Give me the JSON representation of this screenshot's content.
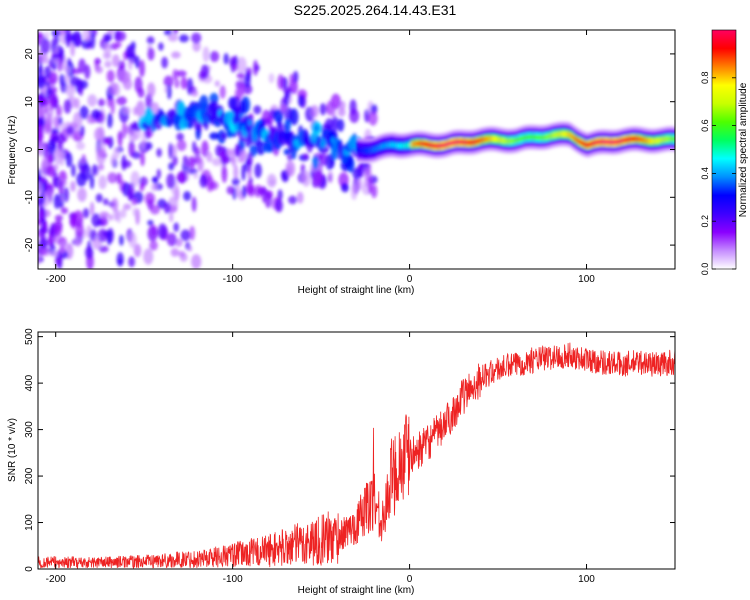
{
  "title": "S225.2025.264.14.43.E31",
  "chart_data": [
    {
      "type": "heatmap",
      "xlabel": "Height of straight line (km)",
      "ylabel": "Frequency (Hz)",
      "xlim": [
        -210,
        150
      ],
      "ylim": [
        -25,
        25
      ],
      "xticks": [
        -200,
        -100,
        0,
        100
      ],
      "yticks": [
        -20,
        -10,
        0,
        10,
        20
      ],
      "colorbar": {
        "label": "Normalized spectral amplitude",
        "range": [
          0,
          1
        ],
        "ticks": [
          0.0,
          0.2,
          0.4,
          0.6,
          0.8
        ],
        "tick_labels": [
          "0.0",
          "0.2",
          "0.4",
          "0.6",
          "0.8"
        ],
        "colors": [
          "#ffffff",
          "#c58cff",
          "#8a00ff",
          "#3d00ff",
          "#0000ff",
          "#0090ff",
          "#00ffff",
          "#00ff60",
          "#4dff00",
          "#c8ff00",
          "#ffff00",
          "#ff8000",
          "#ff0000",
          "#ff0060"
        ]
      },
      "ridge": {
        "description_points_x": [
          -200,
          -150,
          -110,
          -90,
          -70,
          -50,
          -30,
          -20,
          -10,
          0,
          20,
          40,
          60,
          80,
          90,
          100,
          120,
          150
        ],
        "description_points_freq": [
          6,
          6,
          7,
          4,
          2,
          2,
          0,
          0,
          1,
          1,
          1,
          2,
          2,
          3,
          3,
          1,
          2,
          2
        ]
      }
    },
    {
      "type": "line",
      "xlabel": "Height of straight line (km)",
      "ylabel": "SNR (10 * v/v)",
      "xlim": [
        -210,
        150
      ],
      "ylim": [
        0,
        510
      ],
      "xticks": [
        -200,
        -100,
        0,
        100
      ],
      "yticks": [
        0,
        100,
        200,
        300,
        400,
        500
      ],
      "color": "#ee2222",
      "series": [
        {
          "name": "SNR",
          "x": [
            -210,
            -180,
            -150,
            -120,
            -100,
            -80,
            -60,
            -40,
            -30,
            -25,
            -20,
            -15,
            -10,
            -5,
            0,
            5,
            10,
            15,
            20,
            25,
            30,
            35,
            40,
            50,
            60,
            70,
            80,
            90,
            100,
            110,
            120,
            130,
            140,
            150
          ],
          "values": [
            15,
            14,
            16,
            22,
            30,
            40,
            55,
            70,
            95,
            130,
            150,
            100,
            200,
            230,
            240,
            255,
            270,
            290,
            310,
            340,
            370,
            390,
            410,
            430,
            440,
            450,
            455,
            460,
            450,
            445,
            440,
            445,
            440,
            445
          ]
        }
      ]
    }
  ]
}
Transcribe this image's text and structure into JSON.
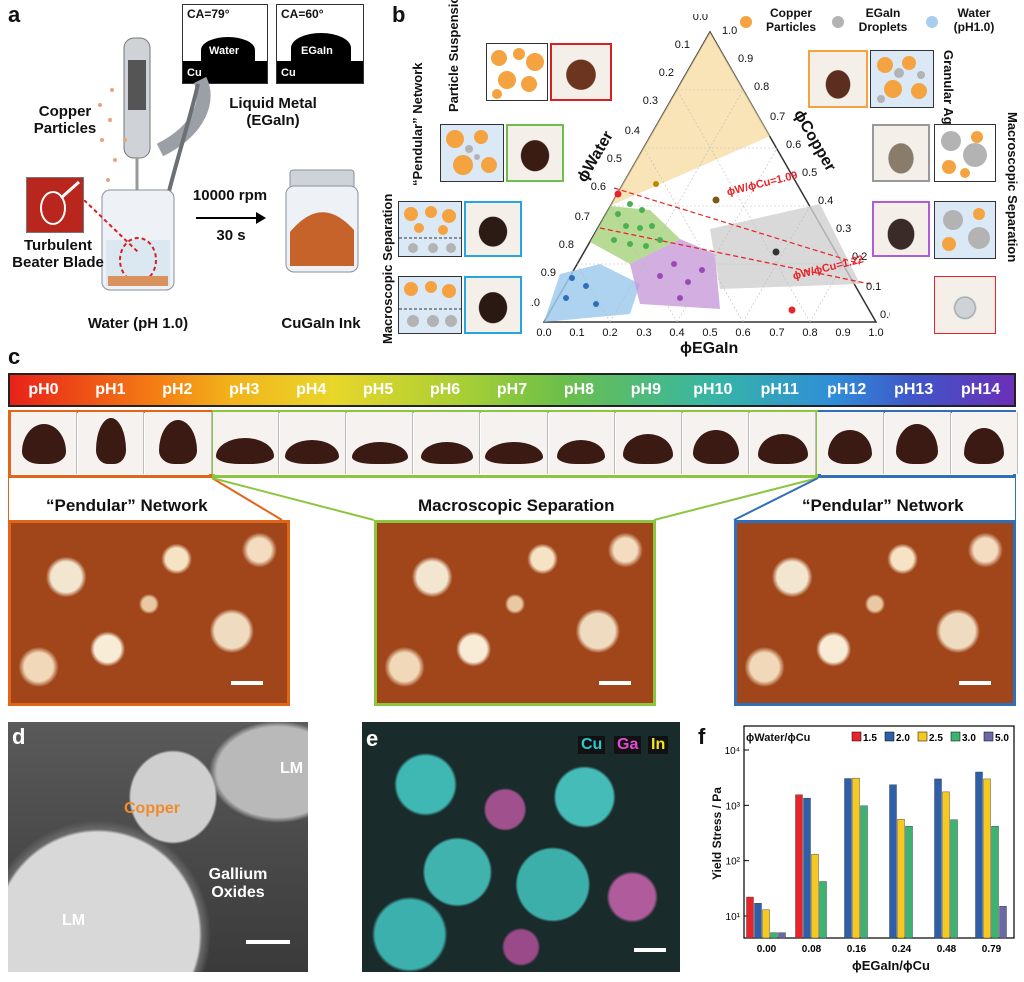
{
  "panels": {
    "a": {
      "letter": "a",
      "ca_cu": "CA=79°",
      "ca_egain": "CA=60°",
      "water": "Water",
      "egain": "EGaIn",
      "cu": "Cu",
      "copper_particles": "Copper Particles",
      "liquid_metal": "Liquid Metal (EGaIn)",
      "turbulent": "Turbulent Beater Blade",
      "rpm": "10000 rpm",
      "time": "30 s",
      "water_ph": "Water (pH 1.0)",
      "ink": "CuGaIn Ink"
    },
    "b": {
      "letter": "b",
      "particle_suspension": "Particle Suspension",
      "pendular_network": "“Pendular” Network",
      "macro_sep_left": "Macroscopic Separation",
      "granular_aggregate": "Granular Aggregate",
      "macro_sep_right": "Macroscopic Separation",
      "legend": [
        "Copper Particles",
        "EGaIn Droplets",
        "Water (pH1.0)"
      ],
      "legend_colors": [
        "#f4a340",
        "#b3b3b3",
        "#a9cdee"
      ],
      "axis_water": "ϕWater",
      "axis_copper": "ϕCopper",
      "axis_egain": "ϕEGaIn",
      "ratio1": "ϕW/ϕCu=1.09",
      "ratio2": "ϕW/ϕCu=1.22",
      "ticks": [
        "0.0",
        "0.1",
        "0.2",
        "0.3",
        "0.4",
        "0.5",
        "0.6",
        "0.7",
        "0.8",
        "0.9",
        "1.0"
      ]
    },
    "c": {
      "letter": "c",
      "ph_labels": [
        "pH0",
        "pH1",
        "pH2",
        "pH3",
        "pH4",
        "pH5",
        "pH6",
        "pH7",
        "pH8",
        "pH9",
        "pH10",
        "pH11",
        "pH12",
        "pH13",
        "pH14"
      ],
      "left": "“Pendular” Network",
      "middle": "Macroscopic Separation",
      "right": "“Pendular” Network"
    },
    "d": {
      "letter": "d",
      "lm1": "LM",
      "lm2": "LM",
      "copper": "Copper",
      "gallium": "Gallium Oxides"
    },
    "e": {
      "letter": "e",
      "cu": "Cu",
      "ga": "Ga",
      "in": "In"
    },
    "f": {
      "letter": "f",
      "legend_title": "ϕWater/ϕCu",
      "ylabel": "Yield Stress / Pa",
      "xlabel": "ϕEGaIn/ϕCu"
    }
  },
  "chart_data": {
    "type": "bar",
    "categories": [
      "0.00",
      "0.08",
      "0.16",
      "0.24",
      "0.48",
      "0.79"
    ],
    "series": [
      {
        "name": "1.5",
        "color": "#e8242a",
        "values": [
          22,
          1550,
          null,
          null,
          null,
          null
        ]
      },
      {
        "name": "2.0",
        "color": "#2e5fa8",
        "values": [
          17,
          1350,
          3050,
          2350,
          3000,
          4000
        ]
      },
      {
        "name": "2.5",
        "color": "#f5c91f",
        "values": [
          13,
          130,
          3100,
          560,
          1750,
          3000
        ]
      },
      {
        "name": "3.0",
        "color": "#3cb371",
        "values": [
          5,
          42,
          980,
          420,
          550,
          420
        ]
      },
      {
        "name": "5.0",
        "color": "#6b68a8",
        "values": [
          5,
          null,
          null,
          null,
          null,
          15
        ]
      }
    ],
    "xlabel": "ϕEGaIn/ϕCu",
    "ylabel": "Yield Stress / Pa",
    "yscale": "log",
    "ylim": [
      4,
      10000
    ],
    "yticks": [
      "10¹",
      "10²",
      "10³",
      "10⁴"
    ]
  }
}
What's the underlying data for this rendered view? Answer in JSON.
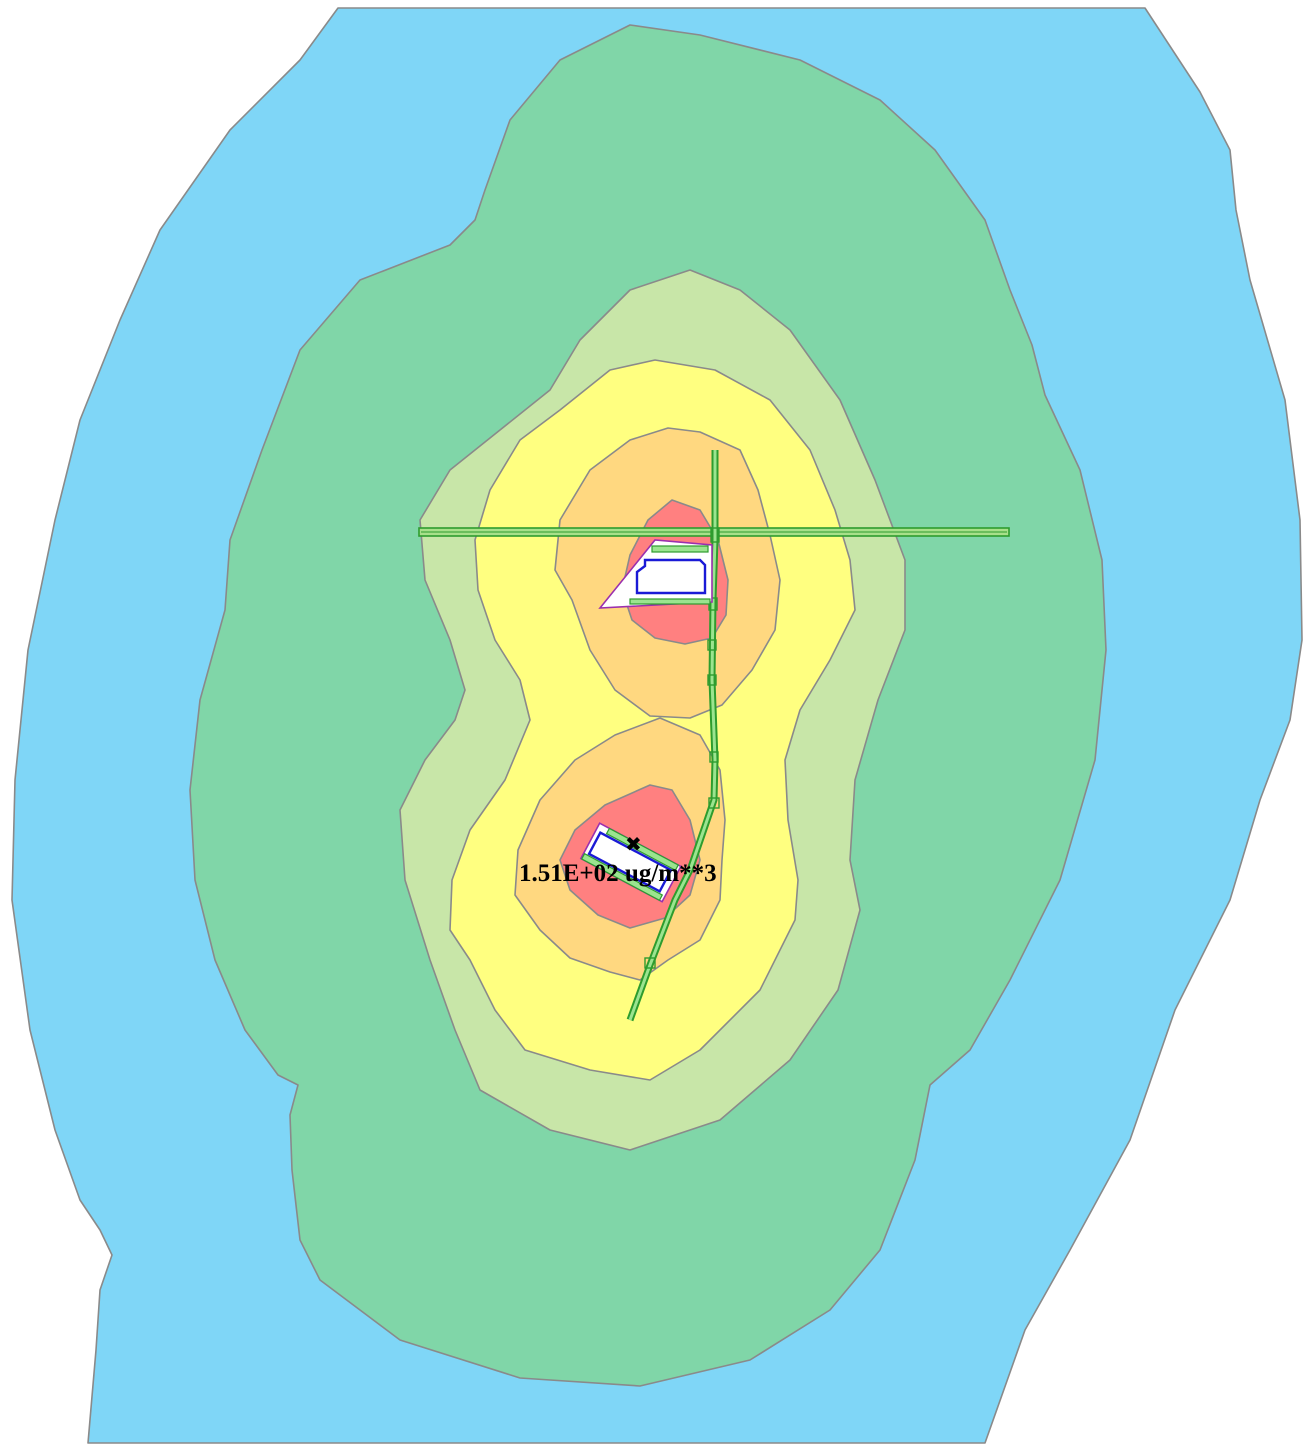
{
  "map": {
    "max_concentration_label": "1.51E+02 ug/m**3",
    "max_marker_icon": "x-marker-icon",
    "contour_colors": {
      "level_1": "#7fd6f7",
      "level_2": "#80d6a8",
      "level_3": "#c8e6a8",
      "level_4": "#ffff80",
      "level_5": "#ffd880",
      "level_6": "#ff8080"
    },
    "source_colors": {
      "road": "#2e9c2e",
      "building": "#1a1ad6",
      "facility_boundary": "#9b2fae"
    }
  }
}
|---|
• WHAT YOU ARE ASKED TO DO:
Beginning at the line that contains "What's the underlying", copy each remaining line of the records exactly, through the final one. Omit the pictures.

• COMPLETE OUTPUT:
What's the underlying data for this rendered view? Answer in JSON.
{
  "map": {
    "max_concentration_label": "1.51E+02 ug/m**3",
    "max_marker_icon": "x-marker-icon",
    "contour_colors": {
      "level_1": "#7fd6f7",
      "level_2": "#80d6a8",
      "level_3": "#c8e6a8",
      "level_4": "#ffff80",
      "level_5": "#ffd880",
      "level_6": "#ff8080"
    },
    "source_colors": {
      "road": "#2e9c2e",
      "building": "#1a1ad6",
      "facility_boundary": "#9b2fae"
    }
  }
}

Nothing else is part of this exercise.